EXERCISE - Exclude the pictures, then repeat the remaining data exactly.

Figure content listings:

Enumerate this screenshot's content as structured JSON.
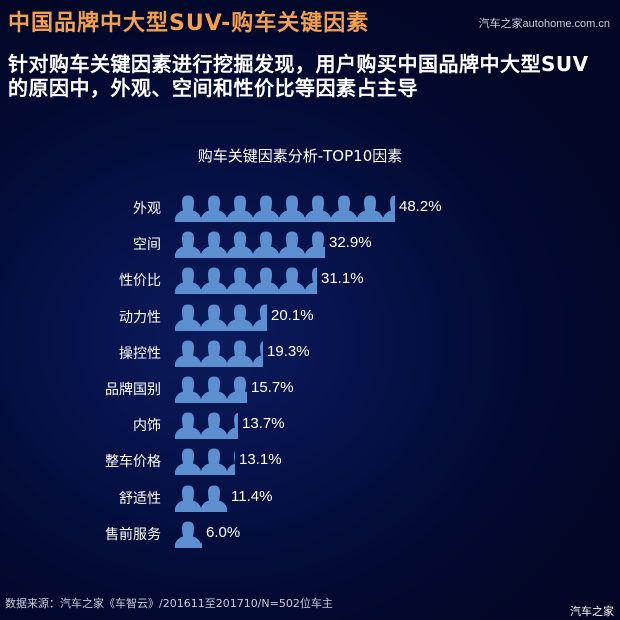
{
  "header": {
    "title": "中国品牌中大型SUV-购车关键因素",
    "watermark": "汽车之家autohome.com.cn"
  },
  "subtitle": "针对购车关键因素进行挖掘发现，用户购买中国品牌中大型SUV的原因中，外观、空间和性价比等因素占主导",
  "footer": {
    "source": "数据来源：汽车之家《车智云》/201611至201710/N=502位车主",
    "watermark": "汽车之家"
  },
  "colors": {
    "title": "#f5a04a",
    "bar": "#5b8fd0",
    "background": "#040c3a"
  },
  "chart_data": {
    "type": "bar",
    "orientation": "horizontal",
    "title": "购车关键因素分析-TOP10因素",
    "xlabel": "",
    "ylabel": "",
    "bar_style": "pictogram-person-icons",
    "categories": [
      "外观",
      "空间",
      "性价比",
      "动力性",
      "操控性",
      "品牌国别",
      "内饰",
      "整车价格",
      "舒适性",
      "售前服务"
    ],
    "values": [
      48.2,
      32.9,
      31.1,
      20.1,
      19.3,
      15.7,
      13.7,
      13.1,
      11.4,
      6.0
    ],
    "value_labels": [
      "48.2%",
      "32.9%",
      "31.1%",
      "20.1%",
      "19.3%",
      "15.7%",
      "13.7%",
      "13.1%",
      "11.4%",
      "6.0%"
    ],
    "unit": "%",
    "grid": false,
    "legend": null
  }
}
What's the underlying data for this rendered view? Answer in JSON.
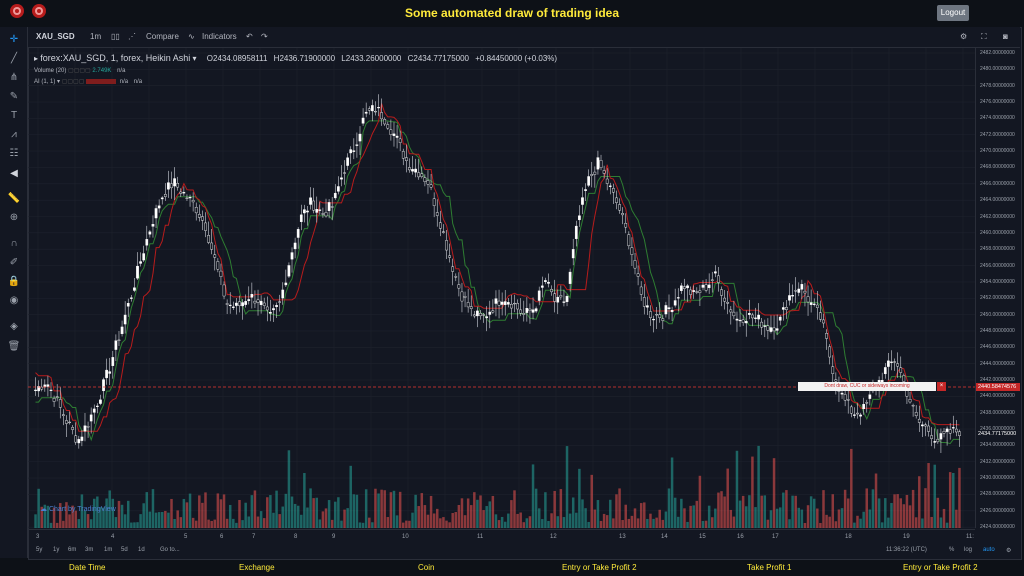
{
  "app": {
    "title": "Some automated draw of trading idea",
    "logout": "Logout"
  },
  "toolbar": {
    "symbol": "XAU_SGD",
    "interval": "1m",
    "compare": "Compare",
    "indicators": "Indicators"
  },
  "legend": {
    "series": "forex:XAU_SGD, 1, forex, Heikin Ashi",
    "open": "O2434.08958111",
    "high": "H2436.71900000",
    "low": "L2433.26000000",
    "close": "C2434.77175000",
    "change": "+0.84450000 (+0.03%)",
    "volume_label": "Volume (20)",
    "volume_value": "2.749K",
    "volume_na": "n/a",
    "ai_label": "AI (1, 1)",
    "ai_na1": "n/a",
    "ai_na2": "n/a"
  },
  "price_axis": [
    "2482.00000000",
    "2480.00000000",
    "2478.00000000",
    "2476.00000000",
    "2474.00000000",
    "2472.00000000",
    "2470.00000000",
    "2468.00000000",
    "2466.00000000",
    "2464.00000000",
    "2462.00000000",
    "2460.00000000",
    "2458.00000000",
    "2456.00000000",
    "2454.00000000",
    "2452.00000000",
    "2450.00000000",
    "2448.00000000",
    "2446.00000000",
    "2444.00000000",
    "2442.00000000",
    "2440.00000000",
    "2438.00000000",
    "2436.00000000",
    "2434.00000000",
    "2432.00000000",
    "2430.00000000",
    "2428.00000000",
    "2426.00000000",
    "2424.00000000"
  ],
  "price_tags": {
    "line_price": "2440.58474576",
    "last_price": "2434.77175000"
  },
  "annotation": {
    "text": "Dont draw, CUC or sideways incoming",
    "close": "×"
  },
  "time_axis": [
    "3",
    "4",
    "5",
    "6",
    "7",
    "8",
    "9",
    "10",
    "11",
    "12",
    "13",
    "14",
    "15",
    "16",
    "17",
    "18",
    "19",
    "11:"
  ],
  "bottom": {
    "ranges": [
      "5y",
      "1y",
      "6m",
      "3m",
      "1m",
      "5d",
      "1d"
    ],
    "goto": "Go to...",
    "clock": "11:36:22 (UTC)",
    "percent": "%",
    "log": "log",
    "auto": "auto"
  },
  "watermark": "Chart by TradingView",
  "footer": [
    "Date Time",
    "Exchange",
    "Coin",
    "Entry or Take Profit 2",
    "Take Profit 1",
    "Entry or Take Profit 2"
  ],
  "colors": {
    "up": "#ffffff",
    "down": "#ffffff",
    "vol_up": "#26a69a",
    "vol_down": "#ef5350",
    "line_green": "#2e7d32",
    "line_red": "#b71c1c",
    "accent": "#ffeb3b"
  },
  "chart_data": {
    "type": "candlestick",
    "y_range": [
      2423,
      2483
    ],
    "closes": [
      2440.0,
      2441.2,
      2438.5,
      2435.8,
      2433.5,
      2436.0,
      2439.0,
      2443.0,
      2447.5,
      2452.0,
      2457.0,
      2461.5,
      2465.0,
      2466.5,
      2465.0,
      2463.5,
      2461.0,
      2456.0,
      2451.0,
      2450.5,
      2452.0,
      2451.5,
      2449.0,
      2451.0,
      2457.0,
      2462.0,
      2464.0,
      2462.5,
      2463.5,
      2468.0,
      2471.0,
      2475.0,
      2476.0,
      2474.5,
      2472.0,
      2469.0,
      2468.0,
      2466.5,
      2462.0,
      2457.0,
      2452.5,
      2450.0,
      2449.0,
      2450.5,
      2452.0,
      2451.0,
      2449.5,
      2450.5,
      2454.0,
      2451.0,
      2451.5,
      2461.0,
      2466.5,
      2469.0,
      2466.0,
      2463.0,
      2458.5,
      2452.0,
      2449.5,
      2449.5,
      2451.0,
      2453.5,
      2452.0,
      2453.0,
      2454.5,
      2451.5,
      2449.0,
      2449.5,
      2449.0,
      2448.0,
      2448.5,
      2452.0,
      2453.5,
      2451.0,
      2449.0,
      2443.0,
      2439.0,
      2437.0,
      2437.5,
      2440.0,
      2442.5,
      2444.0,
      2440.0,
      2436.0,
      2435.0,
      2433.5,
      2434.5,
      2434.8
    ]
  }
}
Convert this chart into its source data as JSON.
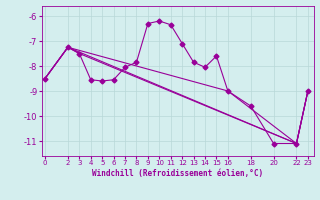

WRITTEN RESPONSE -
Enumerate this screenshot's content as structured JSON.
{
  "header": {
    "title": "中国品牌中大型SUV-购车关键因素",
    "watermark": "汽车之家autohome.com.cn"
  },
  "subtitle": "针对购车关键因素进行挖掘发现，用户购买中国品牌中大型SUV的原因中，外观、空间和性价比等因素占主导",
  "footer": {
    "source": "数据来源：汽车之家《车智云》/201611至201710/N=502位车主",
    "watermark": "汽车之家"
  },
  "colors": {
    "title": "#f5a04a",
    "bar": "#5b8fd0",
    "background": "#040c3a"
  },
  "chart_data": {
    "type": "bar",
    "orientation": "horizontal",
    "title": "购车关键因素分析-TOP10因素",
    "xlabel": "",
    "ylabel": "",
    "bar_style": "pictogram-person-icons",
    "categories": [
      "外观",
      "空间",
      "性价比",
      "动力性",
      "操控性",
      "品牌国别",
      "内饰",
      "整车价格",
      "舒适性",
      "售前服务"
    ],
    "values": [
      48.2,
      32.9,
      31.1,
      20.1,
      19.3,
      15.7,
      13.7,
      13.1,
      11.4,
      6.0
    ],
    "value_labels": [
      "48.2%",
      "32.9%",
      "31.1%",
      "20.1%",
      "19.3%",
      "15.7%",
      "13.7%",
      "13.1%",
      "11.4%",
      "6.0%"
    ],
    "unit": "%",
    "grid": false,
    "legend": null
  }
}
What's the underlying data for this rendered view? Answer in JSON.
{
  "app": {
    "title": "Some automated draw of trading idea",
    "logout": "Logout"
  },
  "toolbar": {
    "symbol": "XAU_SGD",
    "interval": "1m",
    "compare": "Compare",
    "indicators": "Indicators"
  },
  "legend": {
    "series": "forex:XAU_SGD, 1, forex, Heikin Ashi",
    "open": "O2434.08958111",
    "high": "H2436.71900000",
    "low": "L2433.26000000",
    "close": "C2434.77175000",
    "change": "+0.84450000 (+0.03%)",
    "volume_label": "Volume (20)",
    "volume_value": "2.749K",
    "volume_na": "n/a",
    "ai_label": "AI (1, 1)",
    "ai_na1": "n/a",
    "ai_na2": "n/a"
  },
  "price_axis": [
    "2482.00000000",
    "2480.00000000",
    "2478.00000000",
    "2476.00000000",
    "2474.00000000",
    "2472.00000000",
    "2470.00000000",
    "2468.00000000",
    "2466.00000000",
    "2464.00000000",
    "2462.00000000",
    "2460.00000000",
    "2458.00000000",
    "2456.00000000",
    "2454.00000000",
    "2452.00000000",
    "2450.00000000",
    "2448.00000000",
    "2446.00000000",
    "2444.00000000",
    "2442.00000000",
    "2440.00000000",
    "2438.00000000",
    "2436.00000000",
    "2434.00000000",
    "2432.00000000",
    "2430.00000000",
    "2428.00000000",
    "2426.00000000",
    "2424.00000000"
  ],
  "price_tags": {
    "line_price": "2440.58474576",
    "last_price": "2434.77175000"
  },
  "annotation": {
    "text": "Dont draw, CUC or sideways incoming",
    "close": "×"
  },
  "time_axis": [
    "3",
    "4",
    "5",
    "6",
    "7",
    "8",
    "9",
    "10",
    "11",
    "12",
    "13",
    "14",
    "15",
    "16",
    "17",
    "18",
    "19",
    "11:"
  ],
  "bottom": {
    "ranges": [
      "5y",
      "1y",
      "6m",
      "3m",
      "1m",
      "5d",
      "1d"
    ],
    "goto": "Go to...",
    "clock": "11:36:22 (UTC)",
    "percent": "%",
    "log": "log",
    "auto": "auto"
  },
  "watermark": "Chart by TradingView",
  "footer": [
    "Date Time",
    "Exchange",
    "Coin",
    "Entry or Take Profit 2",
    "Take Profit 1",
    "Entry or Take Profit 2"
  ],
  "colors": {
    "up": "#ffffff",
    "down": "#ffffff",
    "vol_up": "#26a69a",
    "vol_down": "#ef5350",
    "line_green": "#2e7d32",
    "line_red": "#b71c1c",
    "accent": "#ffeb3b"
  },
  "chart_data": {
    "type": "candlestick",
    "y_range": [
      2423,
      2483
    ],
    "closes": [
      2440.0,
      2441.2,
      2438.5,
      2435.8,
      2433.5,
      2436.0,
      2439.0,
      2443.0,
      2447.5,
      2452.0,
      2457.0,
      2461.5,
      2465.0,
      2466.5,
      2465.0,
      2463.5,
      2461.0,
      2456.0,
      2451.0,
      2450.5,
      2452.0,
      2451.5,
      2449.0,
      2451.0,
      2457.0,
      2462.0,
      2464.0,
      2462.5,
      2463.5,
      2468.0,
      2471.0,
      2475.0,
      2476.0,
      2474.5,
      2472.0,
      2469.0,
      2468.0,
      2466.5,
      2462.0,
      2457.0,
      2452.5,
      2450.0,
      2449.0,
      2450.5,
      2452.0,
      2451.0,
      2449.5,
      2450.5,
      2454.0,
      2451.0,
      2451.5,
      2461.0,
      2466.5,
      2469.0,
      2466.0,
      2463.0,
      2458.5,
      2452.0,
      2449.5,
      2449.5,
      2451.0,
      2453.5,
      2452.0,
      2453.0,
      2454.5,
      2451.5,
      2449.0,
      2449.5,
      2449.0,
      2448.0,
      2448.5,
      2452.0,
      2453.5,
      2451.0,
      2449.0,
      2443.0,
      2439.0,
      2437.0,
      2437.5,
      2440.0,
      2442.5,
      2444.0,
      2440.0,
      2436.0,
      2435.0,
      2433.5,
      2434.5,
      2434.8
    ]
  }
}
Convert this chart into its source data as JSON.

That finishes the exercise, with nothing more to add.